**WRITTEN TASK**: Take the entries below and print all of them exactly, please.

(Records contained in a dataset)
------------------------------
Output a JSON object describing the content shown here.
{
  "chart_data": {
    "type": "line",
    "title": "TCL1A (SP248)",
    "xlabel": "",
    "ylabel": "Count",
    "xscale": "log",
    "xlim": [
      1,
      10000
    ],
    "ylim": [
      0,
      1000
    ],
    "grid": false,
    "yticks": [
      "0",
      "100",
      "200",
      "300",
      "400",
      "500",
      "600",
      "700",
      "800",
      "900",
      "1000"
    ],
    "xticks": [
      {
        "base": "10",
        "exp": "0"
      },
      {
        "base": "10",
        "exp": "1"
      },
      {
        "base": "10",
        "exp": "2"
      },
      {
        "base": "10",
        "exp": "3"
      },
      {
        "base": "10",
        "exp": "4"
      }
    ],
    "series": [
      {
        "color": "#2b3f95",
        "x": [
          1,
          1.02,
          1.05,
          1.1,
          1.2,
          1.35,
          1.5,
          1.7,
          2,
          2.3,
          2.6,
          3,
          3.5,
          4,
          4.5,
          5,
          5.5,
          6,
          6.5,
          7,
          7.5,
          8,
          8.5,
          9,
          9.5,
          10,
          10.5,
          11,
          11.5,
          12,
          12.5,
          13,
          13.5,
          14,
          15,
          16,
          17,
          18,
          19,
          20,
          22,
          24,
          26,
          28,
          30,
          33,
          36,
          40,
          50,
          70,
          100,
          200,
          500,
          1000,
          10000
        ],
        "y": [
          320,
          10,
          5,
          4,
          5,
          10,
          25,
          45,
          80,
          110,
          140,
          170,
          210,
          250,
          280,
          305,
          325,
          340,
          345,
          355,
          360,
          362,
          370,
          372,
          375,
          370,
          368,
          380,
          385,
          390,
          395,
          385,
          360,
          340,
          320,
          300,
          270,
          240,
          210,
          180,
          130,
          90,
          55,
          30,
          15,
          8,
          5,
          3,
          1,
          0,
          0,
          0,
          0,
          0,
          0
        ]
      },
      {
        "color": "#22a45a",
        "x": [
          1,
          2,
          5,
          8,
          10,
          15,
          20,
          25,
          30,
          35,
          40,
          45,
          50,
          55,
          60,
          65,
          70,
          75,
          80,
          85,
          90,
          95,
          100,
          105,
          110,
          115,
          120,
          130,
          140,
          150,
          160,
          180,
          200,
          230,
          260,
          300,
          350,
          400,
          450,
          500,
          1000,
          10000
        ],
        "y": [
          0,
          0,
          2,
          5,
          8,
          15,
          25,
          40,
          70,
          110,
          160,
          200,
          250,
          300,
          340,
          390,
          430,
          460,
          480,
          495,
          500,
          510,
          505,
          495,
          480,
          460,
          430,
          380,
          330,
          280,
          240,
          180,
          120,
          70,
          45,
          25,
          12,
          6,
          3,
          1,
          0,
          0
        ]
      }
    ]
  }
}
------------------------------
**TASK SOLUTION**:
Output a JSON object describing the content shown here.
{
  "chart_data": {
    "type": "line",
    "title": "TCL1A (SP248)",
    "xlabel": "",
    "ylabel": "Count",
    "xscale": "log",
    "xlim": [
      1,
      10000
    ],
    "ylim": [
      0,
      1000
    ],
    "grid": false,
    "yticks": [
      "0",
      "100",
      "200",
      "300",
      "400",
      "500",
      "600",
      "700",
      "800",
      "900",
      "1000"
    ],
    "xticks": [
      {
        "base": "10",
        "exp": "0"
      },
      {
        "base": "10",
        "exp": "1"
      },
      {
        "base": "10",
        "exp": "2"
      },
      {
        "base": "10",
        "exp": "3"
      },
      {
        "base": "10",
        "exp": "4"
      }
    ],
    "series": [
      {
        "color": "#2b3f95",
        "x": [
          1,
          1.02,
          1.05,
          1.1,
          1.2,
          1.35,
          1.5,
          1.7,
          2,
          2.3,
          2.6,
          3,
          3.5,
          4,
          4.5,
          5,
          5.5,
          6,
          6.5,
          7,
          7.5,
          8,
          8.5,
          9,
          9.5,
          10,
          10.5,
          11,
          11.5,
          12,
          12.5,
          13,
          13.5,
          14,
          15,
          16,
          17,
          18,
          19,
          20,
          22,
          24,
          26,
          28,
          30,
          33,
          36,
          40,
          50,
          70,
          100,
          200,
          500,
          1000,
          10000
        ],
        "y": [
          320,
          10,
          5,
          4,
          5,
          10,
          25,
          45,
          80,
          110,
          140,
          170,
          210,
          250,
          280,
          305,
          325,
          340,
          345,
          355,
          360,
          362,
          370,
          372,
          375,
          370,
          368,
          380,
          385,
          390,
          395,
          385,
          360,
          340,
          320,
          300,
          270,
          240,
          210,
          180,
          130,
          90,
          55,
          30,
          15,
          8,
          5,
          3,
          1,
          0,
          0,
          0,
          0,
          0,
          0
        ]
      },
      {
        "color": "#22a45a",
        "x": [
          1,
          2,
          5,
          8,
          10,
          15,
          20,
          25,
          30,
          35,
          40,
          45,
          50,
          55,
          60,
          65,
          70,
          75,
          80,
          85,
          90,
          95,
          100,
          105,
          110,
          115,
          120,
          130,
          140,
          150,
          160,
          180,
          200,
          230,
          260,
          300,
          350,
          400,
          450,
          500,
          1000,
          10000
        ],
        "y": [
          0,
          0,
          2,
          5,
          8,
          15,
          25,
          40,
          70,
          110,
          160,
          200,
          250,
          300,
          340,
          390,
          430,
          460,
          480,
          495,
          500,
          510,
          505,
          495,
          480,
          460,
          430,
          380,
          330,
          280,
          240,
          180,
          120,
          70,
          45,
          25,
          12,
          6,
          3,
          1,
          0,
          0
        ]
      }
    ]
  }
}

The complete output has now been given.